>>

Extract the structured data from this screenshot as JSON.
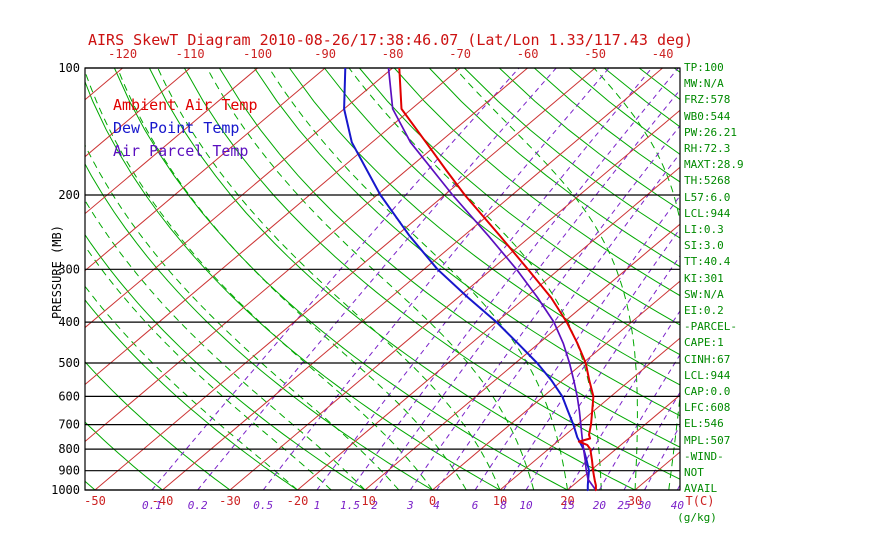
{
  "chart_data": {
    "type": "line",
    "variant": "skew-t-log-p",
    "title": "AIRS SkewT Diagram 2010-08-26/17:38:46.07 (Lat/Lon 1.33/117.43 deg)",
    "title_color": "#cc1111",
    "pressure_range_mb": [
      100,
      1000
    ],
    "surface_temp_range_c": [
      -51.5,
      36.7
    ],
    "grid": true,
    "legend_position": "top-left-inside",
    "axes": {
      "pressure": {
        "label": "PRESSURE (MB)",
        "scale": "log",
        "ticks_mb": [
          100,
          200,
          300,
          400,
          500,
          600,
          700,
          800,
          900,
          1000
        ],
        "color": "#000000"
      },
      "temperature": {
        "label": "T(C)",
        "top_tick_labels_c": [
          -120,
          -110,
          -100,
          -90,
          -80,
          -70,
          -60,
          -50,
          -40
        ],
        "bottom_tick_labels_c": [
          -50,
          -40,
          -30,
          -20,
          -10,
          0,
          10,
          20,
          30
        ],
        "skew": "isotherms slope up-right ~45deg",
        "color": "#cc2222"
      },
      "mixing_ratio": {
        "label": "(g/kg)",
        "label_color": "#008a00",
        "tick_values_gkg": [
          0.1,
          0.2,
          0.5,
          1,
          1.5,
          2,
          3,
          4,
          6,
          8,
          10,
          15,
          20,
          25,
          30,
          40
        ],
        "color": "#7b22c9"
      }
    },
    "series": [
      {
        "id": "ambient-air-temp",
        "name": "Ambient Air Temp",
        "color": "#e00000",
        "points_p_t": [
          [
            1004,
            24.4
          ],
          [
            1000,
            24.2
          ],
          [
            975,
            23.4
          ],
          [
            950,
            22.4
          ],
          [
            925,
            21.4
          ],
          [
            900,
            20.4
          ],
          [
            850,
            18.4
          ],
          [
            800,
            16.2
          ],
          [
            782,
            15.0
          ],
          [
            768,
            13.2
          ],
          [
            755,
            14.3
          ],
          [
            740,
            13.5
          ],
          [
            700,
            12.0
          ],
          [
            650,
            9.8
          ],
          [
            600,
            7.4
          ],
          [
            550,
            4.0
          ],
          [
            500,
            0.4
          ],
          [
            450,
            -4.2
          ],
          [
            400,
            -9.6
          ],
          [
            350,
            -16.2
          ],
          [
            300,
            -24.6
          ],
          [
            250,
            -34.6
          ],
          [
            200,
            -47.0
          ],
          [
            175,
            -54.0
          ],
          [
            150,
            -62.0
          ],
          [
            125,
            -71.5
          ],
          [
            100,
            -79.0
          ]
        ]
      },
      {
        "id": "dew-point-temp",
        "name": "Dew Point Temp",
        "color": "#1717cc",
        "points_p_t": [
          [
            1004,
            23.2
          ],
          [
            1000,
            23.0
          ],
          [
            975,
            22.2
          ],
          [
            950,
            21.4
          ],
          [
            925,
            20.6
          ],
          [
            900,
            19.8
          ],
          [
            850,
            17.6
          ],
          [
            800,
            15.2
          ],
          [
            750,
            12.2
          ],
          [
            700,
            9.4
          ],
          [
            650,
            6.2
          ],
          [
            600,
            2.8
          ],
          [
            550,
            -1.6
          ],
          [
            500,
            -6.8
          ],
          [
            450,
            -13.0
          ],
          [
            400,
            -20.0
          ],
          [
            350,
            -28.5
          ],
          [
            300,
            -38.0
          ],
          [
            250,
            -48.0
          ],
          [
            200,
            -59.5
          ],
          [
            150,
            -73.0
          ],
          [
            125,
            -80.0
          ],
          [
            100,
            -87.0
          ]
        ]
      },
      {
        "id": "air-parcel-temp",
        "name": "Air Parcel Temp",
        "color": "#5b0fbf",
        "points_p_t": [
          [
            1004,
            24.4
          ],
          [
            944,
            21.2
          ],
          [
            900,
            19.4
          ],
          [
            850,
            17.4
          ],
          [
            800,
            15.2
          ],
          [
            750,
            12.9
          ],
          [
            700,
            10.5
          ],
          [
            650,
            7.9
          ],
          [
            600,
            5.0
          ],
          [
            550,
            1.7
          ],
          [
            500,
            -2.0
          ],
          [
            450,
            -6.3
          ],
          [
            400,
            -11.5
          ],
          [
            350,
            -18.2
          ],
          [
            300,
            -26.3
          ],
          [
            250,
            -36.3
          ],
          [
            200,
            -48.8
          ],
          [
            150,
            -64.3
          ],
          [
            125,
            -72.8
          ],
          [
            100,
            -80.6
          ]
        ]
      }
    ],
    "background_lines": {
      "isotherms_c": {
        "from": -120,
        "to": 30,
        "step": 10,
        "color": "#cc3333",
        "style": "solid"
      },
      "dry_adiabats_c": {
        "from": -50,
        "to": 180,
        "step": 10,
        "color": "#00a800",
        "style": "solid"
      },
      "moist_adiabats_c": {
        "from": -20,
        "to": 40,
        "step": 5,
        "color": "#00a800",
        "style": "dashed"
      },
      "mixing_ratio_gkg": {
        "values": [
          0.1,
          0.2,
          0.5,
          1,
          1.5,
          2,
          3,
          4,
          6,
          8,
          10,
          15,
          20,
          25,
          30,
          40
        ],
        "color": "#7b22c9",
        "style": "dashed"
      },
      "pressure_lines_mb": {
        "from": 100,
        "to": 1000,
        "step": 100,
        "color": "#000000",
        "style": "solid"
      }
    }
  },
  "stats_panel": {
    "color": "#008a00",
    "lines": [
      "TP:100",
      "MW:N/A",
      "FRZ:578",
      "WB0:544",
      "PW:26.21",
      "RH:72.3",
      "MAXT:28.9",
      "TH:5268",
      "L57:6.0",
      "LCL:944",
      "LI:0.3",
      "SI:3.0",
      "TT:40.4",
      "KI:301",
      "SW:N/A",
      "EI:0.2",
      "-PARCEL-",
      "CAPE:1",
      "CINH:67",
      "LCL:944",
      "CAP:0.0",
      "LFC:608",
      "EL:546",
      "MPL:507",
      "-WIND-",
      "NOT",
      "AVAIL"
    ]
  }
}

<<

Exactly reproduce the entries above, minus the pictures.

Extract the structured data from this screenshot as JSON.
{
  "chart_data": {
    "type": "line",
    "variant": "skew-t-log-p",
    "title": "AIRS SkewT Diagram 2010-08-26/17:38:46.07 (Lat/Lon 1.33/117.43 deg)",
    "title_color": "#cc1111",
    "pressure_range_mb": [
      100,
      1000
    ],
    "surface_temp_range_c": [
      -51.5,
      36.7
    ],
    "grid": true,
    "legend_position": "top-left-inside",
    "axes": {
      "pressure": {
        "label": "PRESSURE (MB)",
        "scale": "log",
        "ticks_mb": [
          100,
          200,
          300,
          400,
          500,
          600,
          700,
          800,
          900,
          1000
        ],
        "color": "#000000"
      },
      "temperature": {
        "label": "T(C)",
        "top_tick_labels_c": [
          -120,
          -110,
          -100,
          -90,
          -80,
          -70,
          -60,
          -50,
          -40
        ],
        "bottom_tick_labels_c": [
          -50,
          -40,
          -30,
          -20,
          -10,
          0,
          10,
          20,
          30
        ],
        "skew": "isotherms slope up-right ~45deg",
        "color": "#cc2222"
      },
      "mixing_ratio": {
        "label": "(g/kg)",
        "label_color": "#008a00",
        "tick_values_gkg": [
          0.1,
          0.2,
          0.5,
          1,
          1.5,
          2,
          3,
          4,
          6,
          8,
          10,
          15,
          20,
          25,
          30,
          40
        ],
        "color": "#7b22c9"
      }
    },
    "series": [
      {
        "id": "ambient-air-temp",
        "name": "Ambient Air Temp",
        "color": "#e00000",
        "points_p_t": [
          [
            1004,
            24.4
          ],
          [
            1000,
            24.2
          ],
          [
            975,
            23.4
          ],
          [
            950,
            22.4
          ],
          [
            925,
            21.4
          ],
          [
            900,
            20.4
          ],
          [
            850,
            18.4
          ],
          [
            800,
            16.2
          ],
          [
            782,
            15.0
          ],
          [
            768,
            13.2
          ],
          [
            755,
            14.3
          ],
          [
            740,
            13.5
          ],
          [
            700,
            12.0
          ],
          [
            650,
            9.8
          ],
          [
            600,
            7.4
          ],
          [
            550,
            4.0
          ],
          [
            500,
            0.4
          ],
          [
            450,
            -4.2
          ],
          [
            400,
            -9.6
          ],
          [
            350,
            -16.2
          ],
          [
            300,
            -24.6
          ],
          [
            250,
            -34.6
          ],
          [
            200,
            -47.0
          ],
          [
            175,
            -54.0
          ],
          [
            150,
            -62.0
          ],
          [
            125,
            -71.5
          ],
          [
            100,
            -79.0
          ]
        ]
      },
      {
        "id": "dew-point-temp",
        "name": "Dew Point Temp",
        "color": "#1717cc",
        "points_p_t": [
          [
            1004,
            23.2
          ],
          [
            1000,
            23.0
          ],
          [
            975,
            22.2
          ],
          [
            950,
            21.4
          ],
          [
            925,
            20.6
          ],
          [
            900,
            19.8
          ],
          [
            850,
            17.6
          ],
          [
            800,
            15.2
          ],
          [
            750,
            12.2
          ],
          [
            700,
            9.4
          ],
          [
            650,
            6.2
          ],
          [
            600,
            2.8
          ],
          [
            550,
            -1.6
          ],
          [
            500,
            -6.8
          ],
          [
            450,
            -13.0
          ],
          [
            400,
            -20.0
          ],
          [
            350,
            -28.5
          ],
          [
            300,
            -38.0
          ],
          [
            250,
            -48.0
          ],
          [
            200,
            -59.5
          ],
          [
            150,
            -73.0
          ],
          [
            125,
            -80.0
          ],
          [
            100,
            -87.0
          ]
        ]
      },
      {
        "id": "air-parcel-temp",
        "name": "Air Parcel Temp",
        "color": "#5b0fbf",
        "points_p_t": [
          [
            1004,
            24.4
          ],
          [
            944,
            21.2
          ],
          [
            900,
            19.4
          ],
          [
            850,
            17.4
          ],
          [
            800,
            15.2
          ],
          [
            750,
            12.9
          ],
          [
            700,
            10.5
          ],
          [
            650,
            7.9
          ],
          [
            600,
            5.0
          ],
          [
            550,
            1.7
          ],
          [
            500,
            -2.0
          ],
          [
            450,
            -6.3
          ],
          [
            400,
            -11.5
          ],
          [
            350,
            -18.2
          ],
          [
            300,
            -26.3
          ],
          [
            250,
            -36.3
          ],
          [
            200,
            -48.8
          ],
          [
            150,
            -64.3
          ],
          [
            125,
            -72.8
          ],
          [
            100,
            -80.6
          ]
        ]
      }
    ],
    "background_lines": {
      "isotherms_c": {
        "from": -120,
        "to": 30,
        "step": 10,
        "color": "#cc3333",
        "style": "solid"
      },
      "dry_adiabats_c": {
        "from": -50,
        "to": 180,
        "step": 10,
        "color": "#00a800",
        "style": "solid"
      },
      "moist_adiabats_c": {
        "from": -20,
        "to": 40,
        "step": 5,
        "color": "#00a800",
        "style": "dashed"
      },
      "mixing_ratio_gkg": {
        "values": [
          0.1,
          0.2,
          0.5,
          1,
          1.5,
          2,
          3,
          4,
          6,
          8,
          10,
          15,
          20,
          25,
          30,
          40
        ],
        "color": "#7b22c9",
        "style": "dashed"
      },
      "pressure_lines_mb": {
        "from": 100,
        "to": 1000,
        "step": 100,
        "color": "#000000",
        "style": "solid"
      }
    }
  },
  "stats_panel": {
    "color": "#008a00",
    "lines": [
      "TP:100",
      "MW:N/A",
      "FRZ:578",
      "WB0:544",
      "PW:26.21",
      "RH:72.3",
      "MAXT:28.9",
      "TH:5268",
      "L57:6.0",
      "LCL:944",
      "LI:0.3",
      "SI:3.0",
      "TT:40.4",
      "KI:301",
      "SW:N/A",
      "EI:0.2",
      "-PARCEL-",
      "CAPE:1",
      "CINH:67",
      "LCL:944",
      "CAP:0.0",
      "LFC:608",
      "EL:546",
      "MPL:507",
      "-WIND-",
      "NOT",
      "AVAIL"
    ]
  }
}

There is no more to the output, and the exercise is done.